___ Provided data ___

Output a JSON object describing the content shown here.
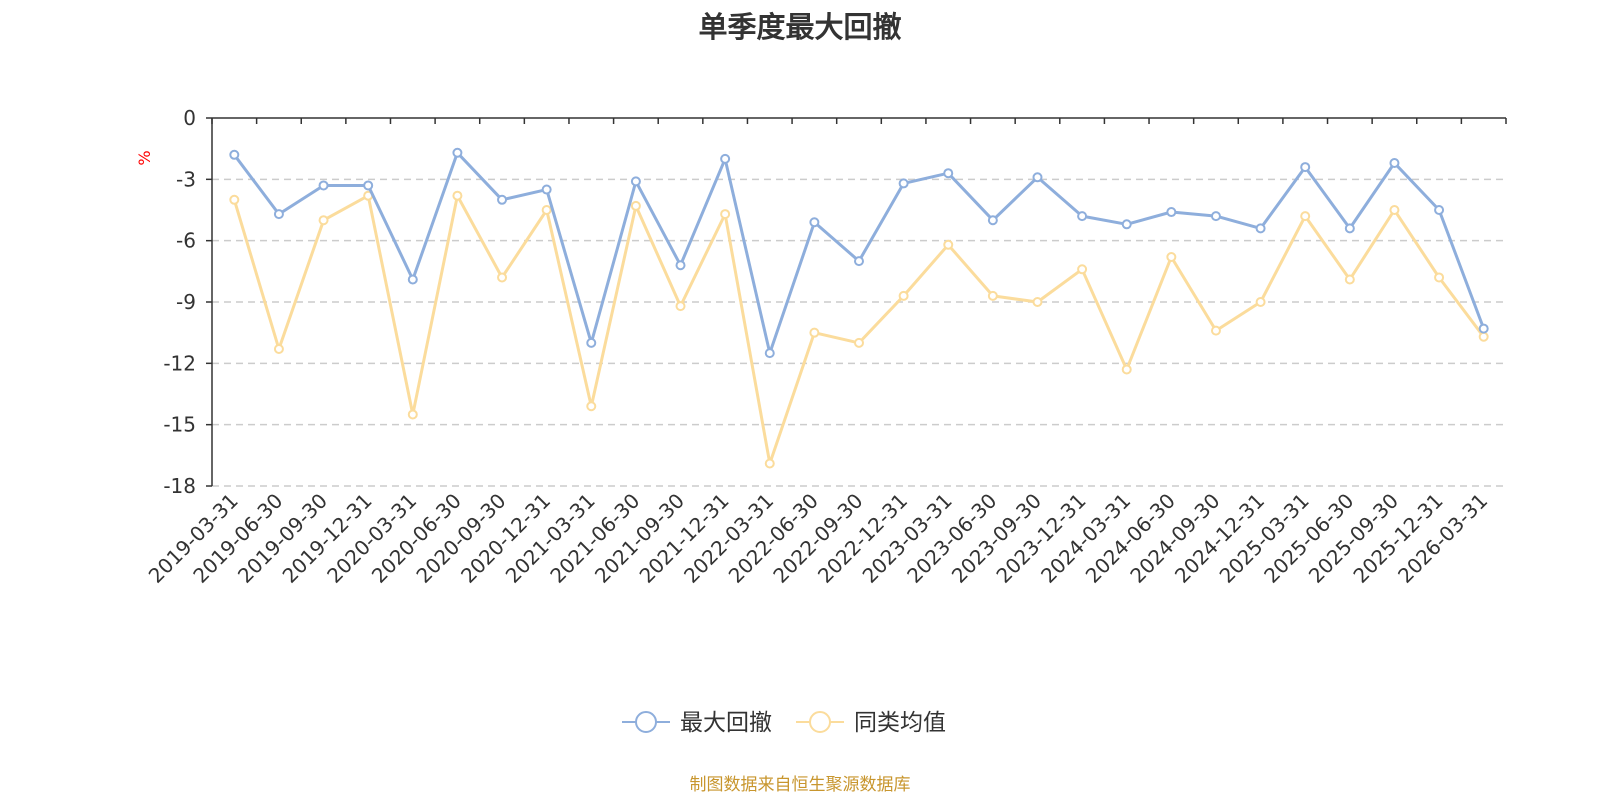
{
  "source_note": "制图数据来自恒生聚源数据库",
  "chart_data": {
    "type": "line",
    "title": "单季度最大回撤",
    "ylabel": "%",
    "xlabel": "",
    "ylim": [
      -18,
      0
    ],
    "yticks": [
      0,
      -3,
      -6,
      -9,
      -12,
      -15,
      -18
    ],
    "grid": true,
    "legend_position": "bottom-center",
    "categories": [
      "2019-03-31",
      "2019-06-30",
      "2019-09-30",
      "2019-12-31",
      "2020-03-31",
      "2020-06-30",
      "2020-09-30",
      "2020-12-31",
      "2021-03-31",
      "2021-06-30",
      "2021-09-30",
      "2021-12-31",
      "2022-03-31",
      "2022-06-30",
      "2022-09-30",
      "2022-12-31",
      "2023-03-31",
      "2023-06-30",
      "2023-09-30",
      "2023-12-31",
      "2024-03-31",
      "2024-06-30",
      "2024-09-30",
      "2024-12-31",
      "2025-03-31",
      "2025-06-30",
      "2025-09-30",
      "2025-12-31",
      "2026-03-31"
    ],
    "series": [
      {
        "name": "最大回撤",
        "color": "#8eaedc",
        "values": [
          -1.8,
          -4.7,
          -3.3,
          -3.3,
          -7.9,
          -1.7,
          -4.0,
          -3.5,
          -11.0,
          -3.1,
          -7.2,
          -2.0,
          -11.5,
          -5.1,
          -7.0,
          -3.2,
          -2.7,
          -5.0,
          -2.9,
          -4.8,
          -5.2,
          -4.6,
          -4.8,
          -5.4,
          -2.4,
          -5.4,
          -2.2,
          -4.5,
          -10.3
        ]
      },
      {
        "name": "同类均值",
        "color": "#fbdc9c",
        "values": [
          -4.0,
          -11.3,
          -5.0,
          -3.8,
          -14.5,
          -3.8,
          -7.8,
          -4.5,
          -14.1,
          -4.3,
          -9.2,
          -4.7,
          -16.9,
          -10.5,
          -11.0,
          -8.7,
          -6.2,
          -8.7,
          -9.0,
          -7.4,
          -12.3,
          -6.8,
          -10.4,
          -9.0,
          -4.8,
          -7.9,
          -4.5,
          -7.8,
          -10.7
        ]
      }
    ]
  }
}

___
___ Provided data ___

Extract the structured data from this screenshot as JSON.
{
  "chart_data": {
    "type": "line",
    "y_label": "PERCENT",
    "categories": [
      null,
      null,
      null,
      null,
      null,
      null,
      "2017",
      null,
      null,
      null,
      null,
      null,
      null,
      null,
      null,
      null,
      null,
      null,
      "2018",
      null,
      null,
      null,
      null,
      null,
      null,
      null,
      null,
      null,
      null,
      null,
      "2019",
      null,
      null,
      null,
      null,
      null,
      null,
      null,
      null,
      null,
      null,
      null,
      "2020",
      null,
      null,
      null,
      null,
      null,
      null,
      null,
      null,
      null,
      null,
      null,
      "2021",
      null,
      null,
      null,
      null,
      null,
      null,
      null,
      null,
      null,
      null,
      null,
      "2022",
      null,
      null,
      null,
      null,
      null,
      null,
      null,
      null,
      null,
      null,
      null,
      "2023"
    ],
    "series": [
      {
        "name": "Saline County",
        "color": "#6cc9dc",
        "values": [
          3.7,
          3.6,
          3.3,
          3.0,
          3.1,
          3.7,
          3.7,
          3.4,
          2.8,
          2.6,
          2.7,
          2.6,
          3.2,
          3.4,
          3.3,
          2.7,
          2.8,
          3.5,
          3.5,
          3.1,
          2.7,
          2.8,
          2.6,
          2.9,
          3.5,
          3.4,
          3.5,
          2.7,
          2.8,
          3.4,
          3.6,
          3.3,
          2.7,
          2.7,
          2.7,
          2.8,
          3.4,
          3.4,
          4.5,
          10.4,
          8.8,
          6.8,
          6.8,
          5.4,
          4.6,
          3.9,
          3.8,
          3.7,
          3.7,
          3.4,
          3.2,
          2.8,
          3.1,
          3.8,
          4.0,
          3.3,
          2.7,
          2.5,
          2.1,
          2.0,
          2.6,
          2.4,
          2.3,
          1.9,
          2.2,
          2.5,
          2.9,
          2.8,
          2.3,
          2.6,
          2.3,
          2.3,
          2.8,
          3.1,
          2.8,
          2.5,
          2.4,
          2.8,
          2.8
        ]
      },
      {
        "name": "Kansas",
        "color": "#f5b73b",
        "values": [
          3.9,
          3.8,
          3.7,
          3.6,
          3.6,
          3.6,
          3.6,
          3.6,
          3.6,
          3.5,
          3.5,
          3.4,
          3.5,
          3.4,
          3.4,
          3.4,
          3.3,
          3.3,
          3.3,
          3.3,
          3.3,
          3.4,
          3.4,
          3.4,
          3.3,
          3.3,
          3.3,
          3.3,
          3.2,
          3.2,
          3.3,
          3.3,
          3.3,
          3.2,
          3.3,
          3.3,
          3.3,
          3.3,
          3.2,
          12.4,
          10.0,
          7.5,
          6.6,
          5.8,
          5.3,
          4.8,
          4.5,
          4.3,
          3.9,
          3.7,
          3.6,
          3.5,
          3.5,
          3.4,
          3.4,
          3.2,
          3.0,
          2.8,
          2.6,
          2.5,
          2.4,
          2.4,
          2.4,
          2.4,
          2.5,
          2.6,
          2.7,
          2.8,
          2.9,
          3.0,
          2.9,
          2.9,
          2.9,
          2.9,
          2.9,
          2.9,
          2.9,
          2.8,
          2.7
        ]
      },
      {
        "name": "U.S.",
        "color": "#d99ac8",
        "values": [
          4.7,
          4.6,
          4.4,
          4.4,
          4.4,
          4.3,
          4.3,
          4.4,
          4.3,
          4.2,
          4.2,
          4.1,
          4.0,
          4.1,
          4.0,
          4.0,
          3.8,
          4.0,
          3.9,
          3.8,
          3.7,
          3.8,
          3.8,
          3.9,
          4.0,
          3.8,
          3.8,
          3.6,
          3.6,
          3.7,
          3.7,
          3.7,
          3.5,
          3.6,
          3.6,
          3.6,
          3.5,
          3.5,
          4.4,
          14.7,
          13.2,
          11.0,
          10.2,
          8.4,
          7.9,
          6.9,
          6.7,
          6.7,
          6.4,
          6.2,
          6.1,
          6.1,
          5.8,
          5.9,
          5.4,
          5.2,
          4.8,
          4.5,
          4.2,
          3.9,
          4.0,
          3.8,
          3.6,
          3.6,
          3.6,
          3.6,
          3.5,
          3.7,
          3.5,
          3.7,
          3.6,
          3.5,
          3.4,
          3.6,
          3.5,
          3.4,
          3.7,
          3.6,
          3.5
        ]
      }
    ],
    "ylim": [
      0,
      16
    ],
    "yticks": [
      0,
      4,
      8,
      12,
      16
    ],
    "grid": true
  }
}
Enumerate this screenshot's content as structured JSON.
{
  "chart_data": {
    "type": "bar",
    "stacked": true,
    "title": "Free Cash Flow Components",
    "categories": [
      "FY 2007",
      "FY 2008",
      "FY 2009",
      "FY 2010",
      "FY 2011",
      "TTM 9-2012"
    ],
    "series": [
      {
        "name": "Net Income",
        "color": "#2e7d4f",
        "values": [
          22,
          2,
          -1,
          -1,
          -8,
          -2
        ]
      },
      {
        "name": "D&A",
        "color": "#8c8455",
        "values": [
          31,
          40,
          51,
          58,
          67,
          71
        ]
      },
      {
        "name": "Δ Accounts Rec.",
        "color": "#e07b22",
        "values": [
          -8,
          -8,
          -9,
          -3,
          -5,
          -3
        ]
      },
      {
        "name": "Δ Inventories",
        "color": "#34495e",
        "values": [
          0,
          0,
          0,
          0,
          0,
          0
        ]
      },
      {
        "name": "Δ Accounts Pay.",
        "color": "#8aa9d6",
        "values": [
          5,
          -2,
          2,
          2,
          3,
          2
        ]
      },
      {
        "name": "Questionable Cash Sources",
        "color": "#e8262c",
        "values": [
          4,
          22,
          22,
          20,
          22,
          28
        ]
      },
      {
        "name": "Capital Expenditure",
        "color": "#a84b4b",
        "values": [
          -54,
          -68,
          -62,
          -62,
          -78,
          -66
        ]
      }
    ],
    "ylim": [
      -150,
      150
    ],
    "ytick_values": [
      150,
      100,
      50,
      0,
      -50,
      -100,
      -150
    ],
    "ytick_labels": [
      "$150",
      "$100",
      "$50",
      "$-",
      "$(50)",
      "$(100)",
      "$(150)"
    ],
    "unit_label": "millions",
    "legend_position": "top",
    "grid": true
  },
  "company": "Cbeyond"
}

___

**The problem:** How many lines in the entries contain the string "name"? Answer with the number only.

**Response:** 12